> _WHAT IS REQUIRED_: List each line of the records that contains the word "image", copying every such line in full.

Element region listings
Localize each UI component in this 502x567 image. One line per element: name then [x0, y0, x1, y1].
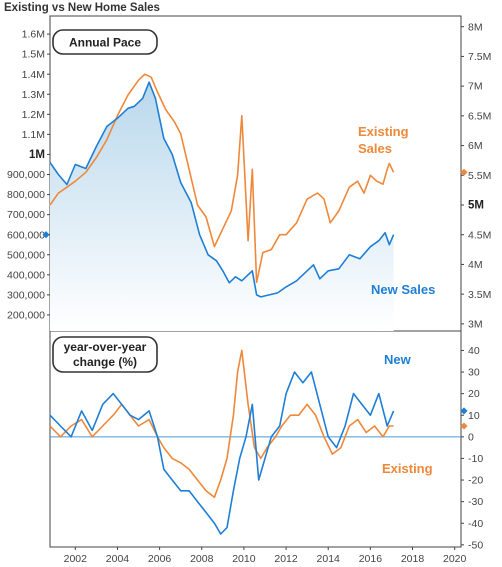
- x-tick-label: 2004: [106, 553, 130, 565]
- top-right-axis: 3M 3.5M 4M 4.5M 5M 5.5M 6M 6.5M 7M 7.5M 8M: [461, 21, 491, 330]
- yoy-tick-label: -40: [468, 518, 483, 530]
- yoy-change-label: year-over-year change (%): [52, 336, 158, 373]
- right-tick-label: 5M: [468, 200, 484, 212]
- latest-value-markers: [42, 168, 468, 430]
- top-lines-layer: [49, 73, 395, 298]
- left-tick-label: 200,000: [7, 310, 45, 322]
- left-tick-label: 1.5M: [22, 49, 45, 61]
- bottom-right-axis: -50 -40 -30 -20 -10 0 10 20 30 40: [461, 345, 483, 551]
- yoy-tick-label: -30: [468, 496, 483, 508]
- x-tick-label: 2002: [64, 553, 88, 565]
- existing-sales-line: [49, 73, 395, 284]
- left-tick-label: 300,000: [7, 289, 45, 301]
- x-tick-label: 2016: [359, 553, 383, 565]
- left-tick-label: 1.4M: [22, 69, 45, 81]
- left-tick-label: 1M: [29, 149, 45, 161]
- existing-sales-latest-marker: [460, 168, 468, 176]
- annual-pace-text: Annual Pace: [69, 36, 141, 50]
- new-yoy-label: New: [384, 352, 412, 367]
- left-tick-label: 1.6M: [22, 29, 45, 41]
- yoy-tick-label: 20: [468, 388, 480, 400]
- x-tick-label: 2008: [190, 553, 214, 565]
- x-tick-label: 2010: [232, 553, 256, 565]
- right-tick-label: 5.5M: [468, 170, 491, 182]
- left-tick-label: 700,000: [7, 209, 45, 221]
- x-tick-label: 2018: [401, 553, 425, 565]
- new-sales-label: New Sales: [371, 282, 435, 297]
- left-tick-label: 600,000: [7, 229, 45, 241]
- new-sales-line: [49, 81, 395, 298]
- x-axis: 2002 2004 2006 2008 2010 2012 2014 2016 2018 2020: [64, 547, 467, 565]
- annual-pace-label: Annual Pace: [52, 29, 158, 55]
- existing-sales-label-line1: Existing: [358, 124, 409, 139]
- right-tick-label: 4.5M: [468, 229, 491, 241]
- new-yoy-line: [49, 371, 395, 535]
- right-tick-label: 8M: [468, 21, 483, 33]
- yoy-tick-label: -50: [468, 539, 483, 551]
- existing-sales-label-line2: Sales: [358, 141, 392, 156]
- yoy-tick-label: 0: [468, 431, 474, 443]
- x-tick-label: 2006: [148, 553, 172, 565]
- yoy-change-text-line2: change (%): [73, 355, 137, 369]
- left-tick-label: 1.1M: [22, 129, 45, 141]
- left-tick-label: 1.2M: [22, 109, 45, 121]
- right-tick-label: 7.5M: [468, 51, 491, 63]
- right-tick-label: 6M: [468, 140, 483, 152]
- new-sales-latest-marker: [42, 231, 50, 239]
- yoy-tick-label: 40: [468, 345, 480, 357]
- yoy-tick-label: 30: [468, 367, 480, 379]
- right-tick-label: 3.5M: [468, 289, 491, 301]
- left-tick-label: 900,000: [7, 169, 45, 181]
- existing-yoy-label: Existing: [382, 461, 433, 476]
- yoy-tick-label: -10: [468, 453, 483, 465]
- right-tick-label: 6.5M: [468, 110, 491, 122]
- x-tick-label: 2014: [317, 553, 341, 565]
- left-tick-label: 800,000: [7, 189, 45, 201]
- left-tick-label: 1.3M: [22, 89, 45, 101]
- right-tick-label: 4M: [468, 259, 483, 271]
- yoy-change-text-line1: year-over-year: [64, 340, 147, 354]
- yoy-tick-label: -20: [468, 475, 483, 487]
- new-sales-area-layer: [50, 82, 394, 331]
- yoy-tick-label: 10: [468, 410, 480, 422]
- new-yoy-latest-marker: [460, 407, 468, 415]
- right-tick-label: 3M: [468, 318, 483, 330]
- existing-yoy-latest-marker: [460, 422, 468, 430]
- top-left-axis: 200,000 300,000 400,000 500,000 600,000 700,0…: [7, 29, 50, 322]
- right-tick-label: 7M: [468, 81, 483, 93]
- left-tick-label: 400,000: [7, 269, 45, 281]
- bottom-lines-layer: [49, 349, 395, 535]
- annual-pace-box: [52, 29, 158, 55]
- yoy-change-box: [52, 336, 158, 373]
- left-tick-label: 500,000: [7, 249, 45, 261]
- x-tick-label: 2012: [274, 553, 298, 565]
- chart-title: Existing vs New Home Sales: [4, 2, 160, 14]
- x-tick-label: 2020: [443, 553, 467, 565]
- new-sales-area: [50, 82, 394, 331]
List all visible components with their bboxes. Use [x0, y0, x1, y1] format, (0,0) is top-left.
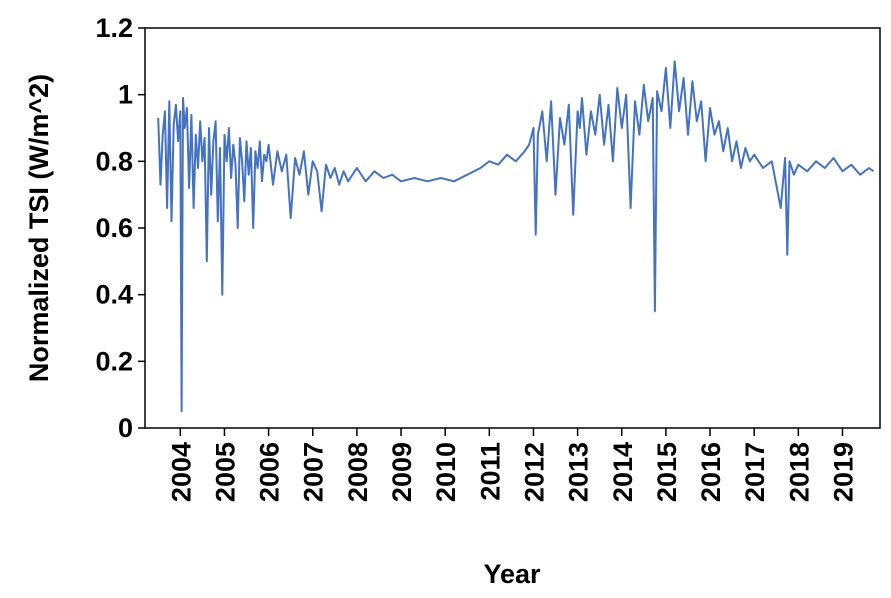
x-tick-label: 2013 [564, 442, 594, 502]
y-tick-label: 1 [118, 80, 133, 110]
x-tick-label: 2005 [210, 442, 240, 502]
x-tick-label: 2015 [652, 442, 682, 502]
y-tick-label: 0.4 [95, 280, 133, 310]
x-axis-label: Year [483, 559, 541, 589]
y-tick-label: 0.6 [95, 213, 133, 243]
x-tick-label: 2014 [608, 442, 638, 502]
x-tick-label: 2019 [828, 442, 858, 502]
y-tick-label: 0.2 [95, 346, 133, 376]
x-tick-label: 2016 [696, 442, 726, 502]
x-tick-label: 2007 [299, 442, 329, 502]
x-tick-label: 2011 [475, 442, 505, 501]
x-tick-label: 2008 [343, 442, 373, 502]
x-tick-label: 2009 [387, 442, 417, 502]
x-tick-label: 2017 [740, 442, 770, 502]
x-tick-label: 2004 [166, 442, 196, 502]
y-tick-label: 0 [118, 413, 133, 443]
y-tick-label: 0.8 [95, 146, 133, 176]
x-tick-label: 2012 [519, 442, 549, 502]
y-axis-label: Normalized TSI (W/m^2) [24, 74, 54, 382]
y-axis-ticks: 0 0.2 0.4 0.6 0.8 1 1.2 [95, 13, 145, 443]
x-tick-label: 2018 [784, 442, 814, 502]
x-axis-ticks: 2004 2005 2006 2007 2008 2009 2010 2011 2012 2013… [166, 428, 858, 502]
y-tick-label: 1.2 [95, 13, 133, 43]
tsi-series-line [157, 60, 874, 413]
plot-area [144, 27, 881, 429]
x-tick-label: 2006 [255, 442, 285, 502]
x-tick-label: 2010 [431, 442, 461, 502]
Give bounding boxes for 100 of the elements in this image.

> _RESULT OF THIS TASK_:
Localize each UI component in this 502x567 image. One line per element: name then [x0, y0, x1, y1].
Give bounding boxes for 100 of the elements in this image.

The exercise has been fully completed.